**Objective:** Search the material below for the word "name" and copy every line in which it occurs.

**Records:**

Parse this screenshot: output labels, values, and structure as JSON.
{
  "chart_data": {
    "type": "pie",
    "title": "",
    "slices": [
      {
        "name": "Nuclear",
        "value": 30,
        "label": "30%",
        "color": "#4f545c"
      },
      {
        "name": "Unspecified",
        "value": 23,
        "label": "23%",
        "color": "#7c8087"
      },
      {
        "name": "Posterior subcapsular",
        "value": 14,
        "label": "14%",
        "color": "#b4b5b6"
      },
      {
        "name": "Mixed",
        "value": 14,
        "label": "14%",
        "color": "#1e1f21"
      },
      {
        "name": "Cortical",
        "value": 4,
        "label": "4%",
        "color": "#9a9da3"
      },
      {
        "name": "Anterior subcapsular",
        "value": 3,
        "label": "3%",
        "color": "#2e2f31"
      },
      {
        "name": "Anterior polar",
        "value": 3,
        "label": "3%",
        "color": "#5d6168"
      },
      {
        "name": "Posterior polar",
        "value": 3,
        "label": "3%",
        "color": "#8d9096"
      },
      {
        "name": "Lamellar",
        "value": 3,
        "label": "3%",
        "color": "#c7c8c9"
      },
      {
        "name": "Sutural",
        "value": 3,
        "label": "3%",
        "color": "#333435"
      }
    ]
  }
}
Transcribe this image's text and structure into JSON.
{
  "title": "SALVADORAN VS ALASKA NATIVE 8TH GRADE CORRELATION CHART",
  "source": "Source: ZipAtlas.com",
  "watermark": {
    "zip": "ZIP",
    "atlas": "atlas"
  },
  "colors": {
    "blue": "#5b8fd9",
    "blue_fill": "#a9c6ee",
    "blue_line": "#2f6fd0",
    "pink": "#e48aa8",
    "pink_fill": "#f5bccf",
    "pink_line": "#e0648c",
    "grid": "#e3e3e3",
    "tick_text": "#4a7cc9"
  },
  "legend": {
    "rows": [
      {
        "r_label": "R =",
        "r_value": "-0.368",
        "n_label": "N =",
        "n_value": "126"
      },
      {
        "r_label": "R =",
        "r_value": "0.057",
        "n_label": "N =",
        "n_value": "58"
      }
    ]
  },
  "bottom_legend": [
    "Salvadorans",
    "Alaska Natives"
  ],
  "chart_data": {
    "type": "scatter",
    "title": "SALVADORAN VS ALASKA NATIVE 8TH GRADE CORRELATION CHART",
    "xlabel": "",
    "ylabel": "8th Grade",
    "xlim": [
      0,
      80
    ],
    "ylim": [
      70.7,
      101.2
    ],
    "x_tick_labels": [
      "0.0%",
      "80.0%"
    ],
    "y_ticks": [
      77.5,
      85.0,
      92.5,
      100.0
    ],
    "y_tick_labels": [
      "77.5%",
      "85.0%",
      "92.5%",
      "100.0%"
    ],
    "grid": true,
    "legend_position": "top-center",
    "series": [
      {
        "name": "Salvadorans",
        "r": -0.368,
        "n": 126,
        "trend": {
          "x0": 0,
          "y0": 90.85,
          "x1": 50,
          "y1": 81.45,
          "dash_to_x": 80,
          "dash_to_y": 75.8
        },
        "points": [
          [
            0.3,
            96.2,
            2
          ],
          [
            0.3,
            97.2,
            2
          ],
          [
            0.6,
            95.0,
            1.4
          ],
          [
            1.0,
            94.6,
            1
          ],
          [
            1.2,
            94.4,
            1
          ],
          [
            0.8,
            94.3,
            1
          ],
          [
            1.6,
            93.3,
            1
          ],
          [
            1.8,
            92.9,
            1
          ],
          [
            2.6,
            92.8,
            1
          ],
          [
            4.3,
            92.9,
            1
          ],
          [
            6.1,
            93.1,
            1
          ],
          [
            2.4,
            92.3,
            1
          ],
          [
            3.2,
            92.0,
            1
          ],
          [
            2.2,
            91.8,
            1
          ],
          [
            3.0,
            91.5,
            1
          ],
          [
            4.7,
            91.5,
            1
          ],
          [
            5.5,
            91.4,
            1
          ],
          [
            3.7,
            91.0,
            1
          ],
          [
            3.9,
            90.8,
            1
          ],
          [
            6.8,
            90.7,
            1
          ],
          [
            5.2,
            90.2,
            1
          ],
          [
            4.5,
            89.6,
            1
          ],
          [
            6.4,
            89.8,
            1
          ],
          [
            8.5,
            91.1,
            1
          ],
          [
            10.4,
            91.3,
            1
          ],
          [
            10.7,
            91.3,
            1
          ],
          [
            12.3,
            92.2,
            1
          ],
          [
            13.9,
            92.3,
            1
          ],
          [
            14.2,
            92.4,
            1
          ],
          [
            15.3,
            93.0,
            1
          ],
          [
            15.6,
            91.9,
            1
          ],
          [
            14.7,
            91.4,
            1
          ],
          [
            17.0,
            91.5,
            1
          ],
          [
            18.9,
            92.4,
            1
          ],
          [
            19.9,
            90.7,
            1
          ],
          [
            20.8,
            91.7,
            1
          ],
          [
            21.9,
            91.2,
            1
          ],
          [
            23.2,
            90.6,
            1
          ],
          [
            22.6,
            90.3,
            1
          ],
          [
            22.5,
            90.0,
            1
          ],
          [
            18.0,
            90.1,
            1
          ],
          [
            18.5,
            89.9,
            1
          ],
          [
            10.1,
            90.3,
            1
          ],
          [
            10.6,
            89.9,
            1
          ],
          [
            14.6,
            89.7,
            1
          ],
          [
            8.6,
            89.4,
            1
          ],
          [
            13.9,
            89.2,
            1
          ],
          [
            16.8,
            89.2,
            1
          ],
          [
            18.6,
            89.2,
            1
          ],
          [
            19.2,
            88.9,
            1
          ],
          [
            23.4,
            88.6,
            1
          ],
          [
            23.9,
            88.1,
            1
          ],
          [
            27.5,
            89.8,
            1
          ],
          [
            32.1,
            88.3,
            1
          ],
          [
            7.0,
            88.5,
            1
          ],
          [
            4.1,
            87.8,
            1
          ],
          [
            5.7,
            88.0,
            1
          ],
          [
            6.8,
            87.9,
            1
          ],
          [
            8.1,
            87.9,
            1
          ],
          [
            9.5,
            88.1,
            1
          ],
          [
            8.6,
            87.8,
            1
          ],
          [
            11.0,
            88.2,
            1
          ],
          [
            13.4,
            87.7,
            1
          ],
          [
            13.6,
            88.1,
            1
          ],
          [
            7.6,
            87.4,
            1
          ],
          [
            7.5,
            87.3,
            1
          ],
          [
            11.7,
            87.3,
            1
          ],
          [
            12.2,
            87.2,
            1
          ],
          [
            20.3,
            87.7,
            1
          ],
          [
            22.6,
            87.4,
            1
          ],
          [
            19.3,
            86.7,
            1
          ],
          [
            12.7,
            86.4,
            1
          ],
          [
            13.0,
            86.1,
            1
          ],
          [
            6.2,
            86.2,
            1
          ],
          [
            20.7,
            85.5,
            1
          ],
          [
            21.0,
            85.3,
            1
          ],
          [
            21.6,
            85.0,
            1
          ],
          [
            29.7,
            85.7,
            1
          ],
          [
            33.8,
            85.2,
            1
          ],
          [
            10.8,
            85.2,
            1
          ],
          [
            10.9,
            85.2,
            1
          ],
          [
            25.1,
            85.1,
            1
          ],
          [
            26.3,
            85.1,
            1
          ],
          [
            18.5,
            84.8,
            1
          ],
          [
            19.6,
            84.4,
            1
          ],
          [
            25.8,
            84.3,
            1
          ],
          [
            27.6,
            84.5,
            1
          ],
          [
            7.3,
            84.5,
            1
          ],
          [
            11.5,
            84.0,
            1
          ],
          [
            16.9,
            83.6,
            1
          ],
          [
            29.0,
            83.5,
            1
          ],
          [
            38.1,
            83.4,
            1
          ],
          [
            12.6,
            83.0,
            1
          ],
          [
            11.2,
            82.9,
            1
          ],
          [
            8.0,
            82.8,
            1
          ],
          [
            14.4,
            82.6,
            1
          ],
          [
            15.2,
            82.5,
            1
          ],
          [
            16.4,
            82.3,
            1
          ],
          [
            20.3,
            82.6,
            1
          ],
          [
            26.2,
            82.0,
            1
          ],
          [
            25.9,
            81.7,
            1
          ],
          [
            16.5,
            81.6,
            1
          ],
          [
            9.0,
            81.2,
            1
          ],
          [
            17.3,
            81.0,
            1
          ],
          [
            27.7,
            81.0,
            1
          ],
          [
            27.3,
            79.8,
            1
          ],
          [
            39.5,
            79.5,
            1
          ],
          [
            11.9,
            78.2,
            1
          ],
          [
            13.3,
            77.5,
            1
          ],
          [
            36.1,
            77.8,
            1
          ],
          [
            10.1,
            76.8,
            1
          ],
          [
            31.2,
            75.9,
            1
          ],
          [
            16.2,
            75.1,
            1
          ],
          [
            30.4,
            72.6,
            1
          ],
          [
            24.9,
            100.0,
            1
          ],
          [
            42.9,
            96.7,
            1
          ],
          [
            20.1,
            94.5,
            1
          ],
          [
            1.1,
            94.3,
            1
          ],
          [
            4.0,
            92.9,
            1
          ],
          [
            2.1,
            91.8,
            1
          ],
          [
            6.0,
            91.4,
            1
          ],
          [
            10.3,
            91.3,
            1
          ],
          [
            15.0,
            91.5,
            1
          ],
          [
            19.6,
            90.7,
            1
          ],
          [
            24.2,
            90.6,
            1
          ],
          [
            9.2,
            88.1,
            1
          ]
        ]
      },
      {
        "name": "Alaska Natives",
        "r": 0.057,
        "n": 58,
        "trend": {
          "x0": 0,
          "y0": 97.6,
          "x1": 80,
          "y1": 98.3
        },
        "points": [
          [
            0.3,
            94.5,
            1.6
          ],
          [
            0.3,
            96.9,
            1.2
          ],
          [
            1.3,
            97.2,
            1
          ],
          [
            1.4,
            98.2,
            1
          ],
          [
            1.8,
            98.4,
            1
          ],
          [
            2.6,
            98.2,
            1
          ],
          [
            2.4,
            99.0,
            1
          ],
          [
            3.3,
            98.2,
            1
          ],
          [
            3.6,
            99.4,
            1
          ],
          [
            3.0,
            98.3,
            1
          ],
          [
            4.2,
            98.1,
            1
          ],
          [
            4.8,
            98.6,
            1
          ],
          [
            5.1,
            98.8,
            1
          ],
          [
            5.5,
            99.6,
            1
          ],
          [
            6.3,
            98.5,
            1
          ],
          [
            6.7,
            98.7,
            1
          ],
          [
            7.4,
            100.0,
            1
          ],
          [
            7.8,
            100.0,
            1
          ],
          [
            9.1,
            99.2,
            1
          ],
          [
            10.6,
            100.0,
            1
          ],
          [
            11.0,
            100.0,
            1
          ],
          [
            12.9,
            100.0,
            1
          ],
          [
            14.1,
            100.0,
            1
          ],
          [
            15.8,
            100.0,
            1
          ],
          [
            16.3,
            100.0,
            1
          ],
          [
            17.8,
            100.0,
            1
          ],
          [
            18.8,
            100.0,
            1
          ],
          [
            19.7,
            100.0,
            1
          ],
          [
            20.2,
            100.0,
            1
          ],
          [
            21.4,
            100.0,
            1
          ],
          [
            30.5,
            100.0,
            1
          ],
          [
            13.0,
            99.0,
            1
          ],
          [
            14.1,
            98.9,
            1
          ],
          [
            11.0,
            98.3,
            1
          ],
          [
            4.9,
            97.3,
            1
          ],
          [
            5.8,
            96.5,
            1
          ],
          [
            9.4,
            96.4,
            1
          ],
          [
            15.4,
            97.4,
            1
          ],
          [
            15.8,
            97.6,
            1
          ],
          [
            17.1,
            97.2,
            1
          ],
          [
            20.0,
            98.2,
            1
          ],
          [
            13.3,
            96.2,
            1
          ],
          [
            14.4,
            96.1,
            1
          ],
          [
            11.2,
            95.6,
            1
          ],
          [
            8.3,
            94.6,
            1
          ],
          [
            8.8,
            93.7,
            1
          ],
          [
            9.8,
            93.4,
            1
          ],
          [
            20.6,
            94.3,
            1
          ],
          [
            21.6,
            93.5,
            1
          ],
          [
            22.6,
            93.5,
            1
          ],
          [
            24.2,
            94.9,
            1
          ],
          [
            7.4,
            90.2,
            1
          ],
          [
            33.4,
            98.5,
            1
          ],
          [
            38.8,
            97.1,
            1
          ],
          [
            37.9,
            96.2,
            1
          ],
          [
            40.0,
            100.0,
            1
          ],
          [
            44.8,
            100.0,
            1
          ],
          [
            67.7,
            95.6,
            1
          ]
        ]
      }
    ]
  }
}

**Written solution:**
        "name": "Nuclear",
        "name": "Unspecified",
        "name": "Posterior subcapsular",
        "name": "Mixed",
        "name": "Cortical",
        "name": "Anterior subcapsular",
        "name": "Anterior polar",
        "name": "Posterior polar",
        "name": "Lamellar",
        "name": "Sutural",
        "name": "Salvadorans",
        "name": "Alaska Natives",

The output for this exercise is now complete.